* **Records for the exercise**
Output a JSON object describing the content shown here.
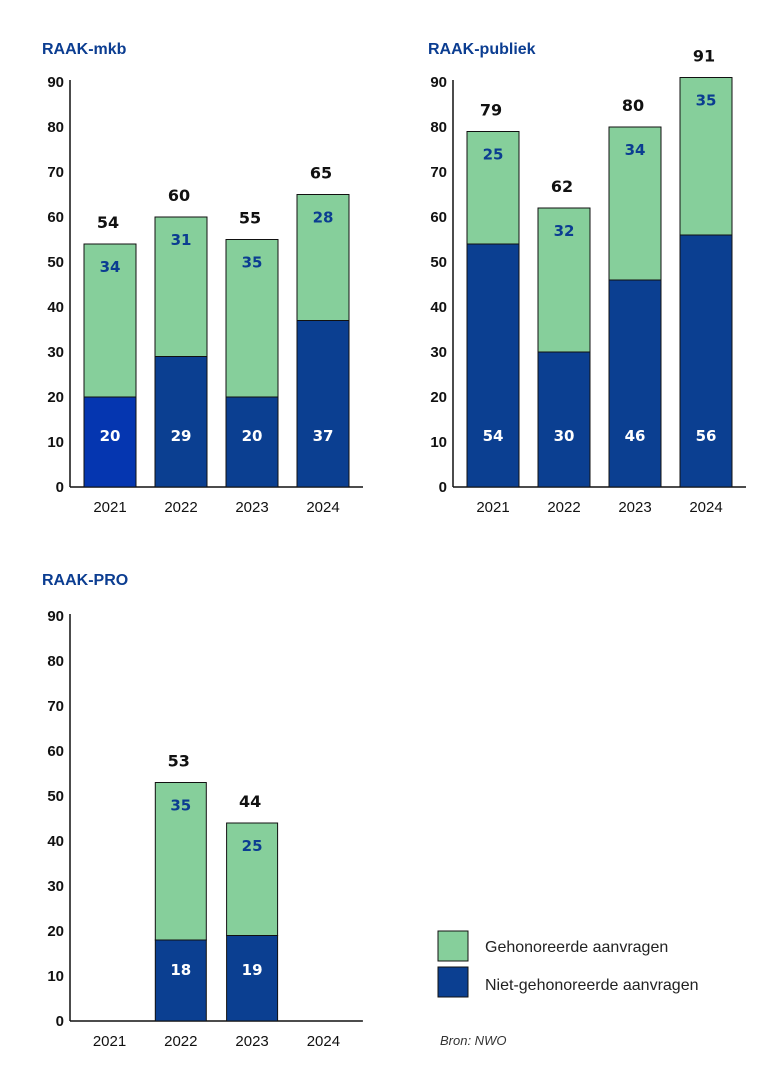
{
  "colors": {
    "title": "#0b3d91",
    "honored": "#86cf9b",
    "rejected": "#0b3f91",
    "rejected_highlight": "#0536b0",
    "honored_label": "#0b3d91",
    "rejected_label": "#ffffff",
    "total_label": "#111111",
    "axis": "#111111",
    "bar_stroke": "#111111"
  },
  "legend": {
    "honored": "Gehonoreerde aanvragen",
    "rejected": "Niet-gehonoreerde aanvragen"
  },
  "source": "Bron: NWO",
  "chart_data": [
    {
      "type": "bar",
      "title": "RAAK-mkb",
      "categories": [
        "2021",
        "2022",
        "2023",
        "2024"
      ],
      "ylim": [
        0,
        90
      ],
      "yticks": [
        0,
        10,
        20,
        30,
        40,
        50,
        60,
        70,
        80,
        90
      ],
      "series": [
        {
          "name": "Niet-gehonoreerde aanvragen",
          "key": "rejected",
          "values": [
            20,
            29,
            20,
            37
          ]
        },
        {
          "name": "Gehonoreerde aanvragen",
          "key": "honored",
          "values": [
            34,
            31,
            35,
            28
          ]
        }
      ],
      "totals": [
        54,
        60,
        55,
        65
      ],
      "stacked": true
    },
    {
      "type": "bar",
      "title": "RAAK-publiek",
      "categories": [
        "2021",
        "2022",
        "2023",
        "2024"
      ],
      "ylim": [
        0,
        90
      ],
      "yticks": [
        0,
        10,
        20,
        30,
        40,
        50,
        60,
        70,
        80,
        90
      ],
      "series": [
        {
          "name": "Niet-gehonoreerde aanvragen",
          "key": "rejected",
          "values": [
            54,
            30,
            46,
            56
          ]
        },
        {
          "name": "Gehonoreerde aanvragen",
          "key": "honored",
          "values": [
            25,
            32,
            34,
            35
          ]
        }
      ],
      "totals": [
        79,
        62,
        80,
        91
      ],
      "stacked": true
    },
    {
      "type": "bar",
      "title": "RAAK-PRO",
      "categories": [
        "2021",
        "2022",
        "2023",
        "2024"
      ],
      "ylim": [
        0,
        90
      ],
      "yticks": [
        0,
        10,
        20,
        30,
        40,
        50,
        60,
        70,
        80,
        90
      ],
      "series": [
        {
          "name": "Niet-gehonoreerde aanvragen",
          "key": "rejected",
          "values": [
            null,
            18,
            19,
            null
          ]
        },
        {
          "name": "Gehonoreerde aanvragen",
          "key": "honored",
          "values": [
            null,
            35,
            25,
            null
          ]
        }
      ],
      "totals": [
        null,
        53,
        44,
        null
      ],
      "stacked": true
    }
  ]
}
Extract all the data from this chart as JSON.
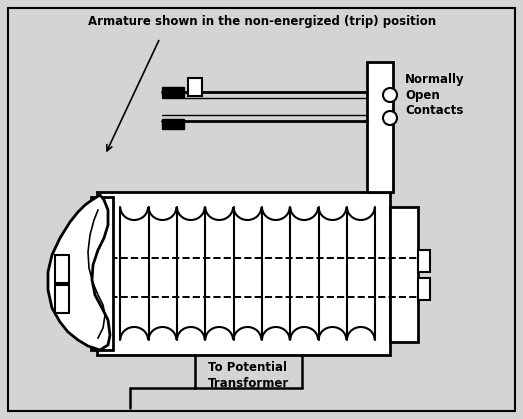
{
  "bg_color": "#d4d4d4",
  "line_color": "#000000",
  "title_text": "Armature shown in the non-energized (trip) position",
  "label_normally_open": "Normally\nOpen\nContacts",
  "label_transformer": "To Potential\nTransformer",
  "figsize": [
    5.23,
    4.19
  ],
  "dpi": 100
}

* **Exercise task**
Repeat all of the records verbatim, leaving out the pictures.

* **Exercise output**
Output a JSON object describing the content shown here.
{
  "colors": {
    "title": "#0b3d91",
    "honored": "#86cf9b",
    "rejected": "#0b3f91",
    "rejected_highlight": "#0536b0",
    "honored_label": "#0b3d91",
    "rejected_label": "#ffffff",
    "total_label": "#111111",
    "axis": "#111111",
    "bar_stroke": "#111111"
  },
  "legend": {
    "honored": "Gehonoreerde aanvragen",
    "rejected": "Niet-gehonoreerde aanvragen"
  },
  "source": "Bron: NWO",
  "chart_data": [
    {
      "type": "bar",
      "title": "RAAK-mkb",
      "categories": [
        "2021",
        "2022",
        "2023",
        "2024"
      ],
      "ylim": [
        0,
        90
      ],
      "yticks": [
        0,
        10,
        20,
        30,
        40,
        50,
        60,
        70,
        80,
        90
      ],
      "series": [
        {
          "name": "Niet-gehonoreerde aanvragen",
          "key": "rejected",
          "values": [
            20,
            29,
            20,
            37
          ]
        },
        {
          "name": "Gehonoreerde aanvragen",
          "key": "honored",
          "values": [
            34,
            31,
            35,
            28
          ]
        }
      ],
      "totals": [
        54,
        60,
        55,
        65
      ],
      "stacked": true
    },
    {
      "type": "bar",
      "title": "RAAK-publiek",
      "categories": [
        "2021",
        "2022",
        "2023",
        "2024"
      ],
      "ylim": [
        0,
        90
      ],
      "yticks": [
        0,
        10,
        20,
        30,
        40,
        50,
        60,
        70,
        80,
        90
      ],
      "series": [
        {
          "name": "Niet-gehonoreerde aanvragen",
          "key": "rejected",
          "values": [
            54,
            30,
            46,
            56
          ]
        },
        {
          "name": "Gehonoreerde aanvragen",
          "key": "honored",
          "values": [
            25,
            32,
            34,
            35
          ]
        }
      ],
      "totals": [
        79,
        62,
        80,
        91
      ],
      "stacked": true
    },
    {
      "type": "bar",
      "title": "RAAK-PRO",
      "categories": [
        "2021",
        "2022",
        "2023",
        "2024"
      ],
      "ylim": [
        0,
        90
      ],
      "yticks": [
        0,
        10,
        20,
        30,
        40,
        50,
        60,
        70,
        80,
        90
      ],
      "series": [
        {
          "name": "Niet-gehonoreerde aanvragen",
          "key": "rejected",
          "values": [
            null,
            18,
            19,
            null
          ]
        },
        {
          "name": "Gehonoreerde aanvragen",
          "key": "honored",
          "values": [
            null,
            35,
            25,
            null
          ]
        }
      ],
      "totals": [
        null,
        53,
        44,
        null
      ],
      "stacked": true
    }
  ]
}
Extract all the data from this chart as JSON.
{
  "bg_color": "#d4d4d4",
  "line_color": "#000000",
  "title_text": "Armature shown in the non-energized (trip) position",
  "label_normally_open": "Normally\nOpen\nContacts",
  "label_transformer": "To Potential\nTransformer",
  "figsize": [
    5.23,
    4.19
  ],
  "dpi": 100
}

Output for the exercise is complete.